Warnungen vor den „Vaterlandsverrätern“
Neues Deutschland, 02. November 1995
ND-Serie AUSLÄNDER IN DEUTSCHLAND: Oppositionelle INDONESIER werden von den Suharto-Behörden isoliert
Von KRISTINA VAILLANT
Beim Betreten ihrer Schöneberger Wohnung ist ein jeder sogleich umhüllt von den Düften des südostasiatischen Archipels. Auf dem Herd bruzzeln original indonesische Speisen und die einzigartigen Nelkenzigaretten verbreiten großzügig ihren Wohlgeruch. Aber nicht allein diese besondere Atmosphäre ist der Grund, weshalb das Zuhause von Reni Isa und Pipit Kartawijaja seit den siebziger Jahren ein beliebter Treffpunkt ist.
Bis Mitte der achtziger Jahre trafen sich hier hauptsächlich politisch aktive Studenten. Pipit war damals Redakteur der indonesischen Studentenzeitung. „Zu dieser Zeit war Opposition in der indonesischen Studentenvereinigung (PPI) noch möglich,“ erinnert er sich. Besonders in West-Berlin sei das kritische Potential der indonesischen Studenten groß gewesen, denn hier versammelten sich zum größten Teil junge Indonesier, die bereits in Indonesien als Außenseiter gegolten hatten.

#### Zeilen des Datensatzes
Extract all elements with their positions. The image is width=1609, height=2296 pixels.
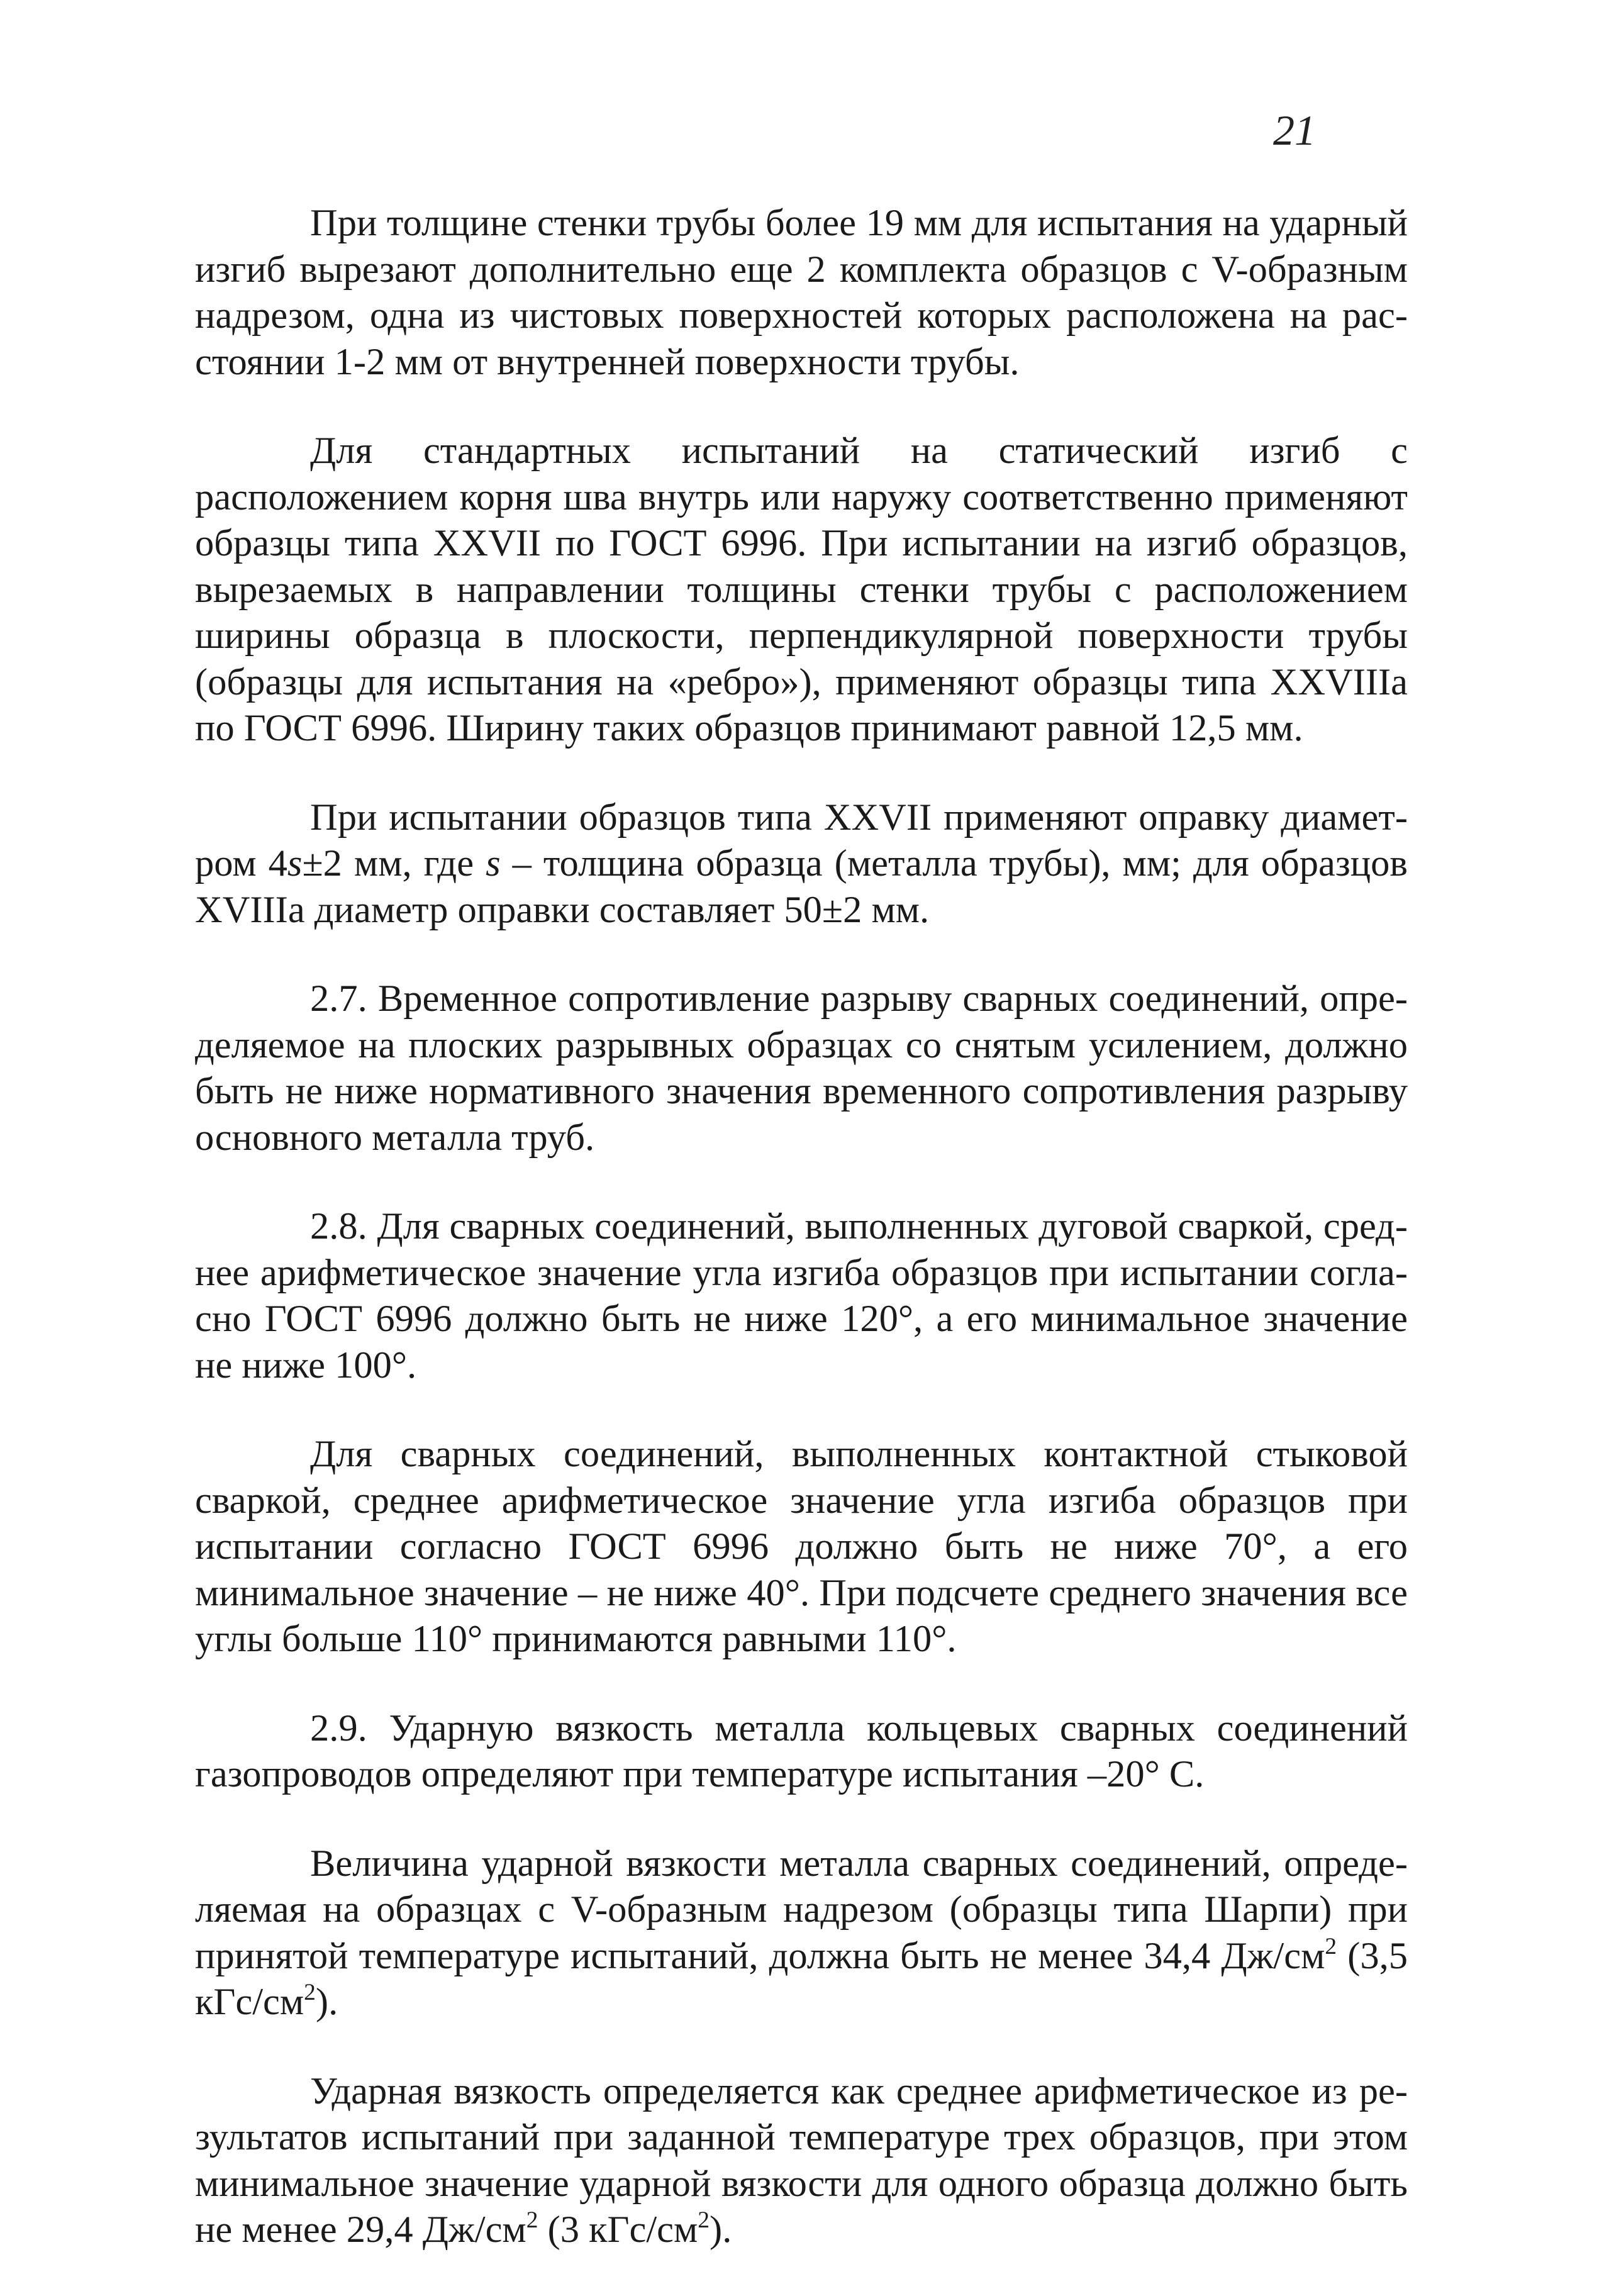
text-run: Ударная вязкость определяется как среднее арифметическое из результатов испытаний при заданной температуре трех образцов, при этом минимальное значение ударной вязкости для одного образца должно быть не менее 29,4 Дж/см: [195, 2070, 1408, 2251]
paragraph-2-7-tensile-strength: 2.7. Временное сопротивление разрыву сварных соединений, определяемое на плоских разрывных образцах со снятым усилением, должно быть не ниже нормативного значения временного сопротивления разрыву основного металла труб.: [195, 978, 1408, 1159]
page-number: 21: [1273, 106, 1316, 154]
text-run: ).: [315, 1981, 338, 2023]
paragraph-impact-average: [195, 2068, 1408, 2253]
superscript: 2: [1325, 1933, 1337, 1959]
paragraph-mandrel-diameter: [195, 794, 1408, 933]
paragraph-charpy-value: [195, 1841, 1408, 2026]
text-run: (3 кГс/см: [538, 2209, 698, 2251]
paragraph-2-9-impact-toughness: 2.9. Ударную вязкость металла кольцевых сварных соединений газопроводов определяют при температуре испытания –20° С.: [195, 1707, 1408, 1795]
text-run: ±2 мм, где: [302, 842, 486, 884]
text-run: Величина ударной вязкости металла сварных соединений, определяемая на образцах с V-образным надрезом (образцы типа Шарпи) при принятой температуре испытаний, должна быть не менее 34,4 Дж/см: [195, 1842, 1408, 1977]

#### Offene Aufgaben
• a. Übertrage den Satz „Bis Mitte der achtziger Jahre trafen sich hier hauptsächlich politisch aktive Studenten.“ aus dem Artikel über oppositionelle Indonesier in Berlin ins Englische.
• b. Setze den Artikel über oppositionelle Indonesier in Berlin im Anschluss an seinen letzten Satz fort.

#### Antworten je Aufgabe
• a. Until the mid-1980s, it was mainly politically active students who met here.

• b.
Sie kamen, im Gegensatz zu denjenigen, die sich ein Auslandsstudium in den USA leisten konnten, aus weniger wohlhabenden Familien und zeigten hier – angesteckt von der hiesigen Studentenbewegung – besonderen Mut zur Kritik an der Regierung ihres Heimatlandes: „Das Studium in Deutschland und der Kontakt mit der Studentenbewegung haben mir die Augen geöffnet. Dazu haben auch viele tolerante Deutsche beigetragen“, erzählt Pipit; der schon bald als Drahtzieher der indonesischen Studentenbewegung in Berlin galt.
Studenten und politisch Verfolgte
Laut Statistischem Jahrbuch (1994) leben derzeit über 2.000 Indonesier in Deutschland, davon etwa die Hälfte in Berlin. Die meisten von ihnen sind Studenten und Studentinnen, von denen etwa 700 bis 800 in Berlin leben.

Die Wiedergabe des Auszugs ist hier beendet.